_EXERCISE DESCRIPTION_. Reproduce every entry exactly, without alteration.

_DATA EXCERPTS_.

════

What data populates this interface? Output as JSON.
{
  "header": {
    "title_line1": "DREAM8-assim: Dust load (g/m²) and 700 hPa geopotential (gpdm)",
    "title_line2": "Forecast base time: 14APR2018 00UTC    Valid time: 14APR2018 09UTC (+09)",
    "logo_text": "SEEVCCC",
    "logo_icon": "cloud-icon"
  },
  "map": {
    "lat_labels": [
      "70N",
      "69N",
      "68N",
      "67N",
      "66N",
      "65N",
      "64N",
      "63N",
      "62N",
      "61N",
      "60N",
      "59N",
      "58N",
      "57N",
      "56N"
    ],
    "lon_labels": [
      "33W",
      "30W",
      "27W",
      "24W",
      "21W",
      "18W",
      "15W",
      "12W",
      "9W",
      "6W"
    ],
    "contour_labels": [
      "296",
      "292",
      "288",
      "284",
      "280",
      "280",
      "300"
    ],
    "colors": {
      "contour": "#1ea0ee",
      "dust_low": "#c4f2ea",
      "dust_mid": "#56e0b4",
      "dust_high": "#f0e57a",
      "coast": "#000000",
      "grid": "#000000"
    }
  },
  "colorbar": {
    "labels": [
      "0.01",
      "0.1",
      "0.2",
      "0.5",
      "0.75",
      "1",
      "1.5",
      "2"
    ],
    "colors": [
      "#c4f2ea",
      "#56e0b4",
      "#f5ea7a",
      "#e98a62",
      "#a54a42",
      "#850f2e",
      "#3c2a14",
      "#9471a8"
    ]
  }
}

════

_TASK RESULT_.
What data populates this interface? Output as JSON.
{
  "header": {
    "title_line1": "DREAM8-assim: Dust load (g/m²) and 700 hPa geopotential (gpdm)",
    "title_line2": "Forecast base time: 14APR2018 00UTC    Valid time: 14APR2018 09UTC (+09)",
    "logo_text": "SEEVCCC",
    "logo_icon": "cloud-icon"
  },
  "map": {
    "lat_labels": [
      "70N",
      "69N",
      "68N",
      "67N",
      "66N",
      "65N",
      "64N",
      "63N",
      "62N",
      "61N",
      "60N",
      "59N",
      "58N",
      "57N",
      "56N"
    ],
    "lon_labels": [
      "33W",
      "30W",
      "27W",
      "24W",
      "21W",
      "18W",
      "15W",
      "12W",
      "9W",
      "6W"
    ],
    "contour_labels": [
      "296",
      "292",
      "288",
      "284",
      "280",
      "280",
      "300"
    ],
    "colors": {
      "contour": "#1ea0ee",
      "dust_low": "#c4f2ea",
      "dust_mid": "#56e0b4",
      "dust_high": "#f0e57a",
      "coast": "#000000",
      "grid": "#000000"
    }
  },
  "colorbar": {
    "labels": [
      "0.01",
      "0.1",
      "0.2",
      "0.5",
      "0.75",
      "1",
      "1.5",
      "2"
    ],
    "colors": [
      "#c4f2ea",
      "#56e0b4",
      "#f5ea7a",
      "#e98a62",
      "#a54a42",
      "#850f2e",
      "#3c2a14",
      "#9471a8"
    ]
  }
}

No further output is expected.